TASK REQUIREMENTS
Read through the entries below and return each line with the word "objects".

DATA RECORDS
────────────────────────────────────────

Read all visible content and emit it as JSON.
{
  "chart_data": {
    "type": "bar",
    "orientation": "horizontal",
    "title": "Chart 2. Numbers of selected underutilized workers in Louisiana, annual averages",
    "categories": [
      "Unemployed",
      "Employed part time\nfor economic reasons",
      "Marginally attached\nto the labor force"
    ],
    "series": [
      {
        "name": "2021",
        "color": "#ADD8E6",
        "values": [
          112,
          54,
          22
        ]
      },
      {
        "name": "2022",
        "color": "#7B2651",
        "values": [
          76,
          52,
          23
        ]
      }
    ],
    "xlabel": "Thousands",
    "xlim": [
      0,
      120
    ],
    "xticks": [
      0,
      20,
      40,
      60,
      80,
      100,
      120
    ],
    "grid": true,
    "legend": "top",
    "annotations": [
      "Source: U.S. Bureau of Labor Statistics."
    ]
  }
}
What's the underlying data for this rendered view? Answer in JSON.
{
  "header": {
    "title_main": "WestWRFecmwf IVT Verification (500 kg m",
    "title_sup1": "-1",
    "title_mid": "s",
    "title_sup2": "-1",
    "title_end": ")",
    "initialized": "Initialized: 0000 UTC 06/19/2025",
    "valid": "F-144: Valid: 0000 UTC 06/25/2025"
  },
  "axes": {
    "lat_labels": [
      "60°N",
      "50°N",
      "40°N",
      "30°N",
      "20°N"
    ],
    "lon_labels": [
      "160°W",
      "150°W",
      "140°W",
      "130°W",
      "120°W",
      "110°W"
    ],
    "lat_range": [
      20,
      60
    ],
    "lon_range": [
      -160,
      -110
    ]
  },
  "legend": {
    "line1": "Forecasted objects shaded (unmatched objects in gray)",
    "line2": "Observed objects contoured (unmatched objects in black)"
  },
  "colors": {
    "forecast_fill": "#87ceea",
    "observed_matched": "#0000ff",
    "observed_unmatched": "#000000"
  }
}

────────────────────────────────────────

OUTPUT FOR THIS EXERCISE
    "line1": "Forecasted objects shaded (unmatched objects in gray)",
    "line2": "Observed objects contoured (unmatched objects in black)"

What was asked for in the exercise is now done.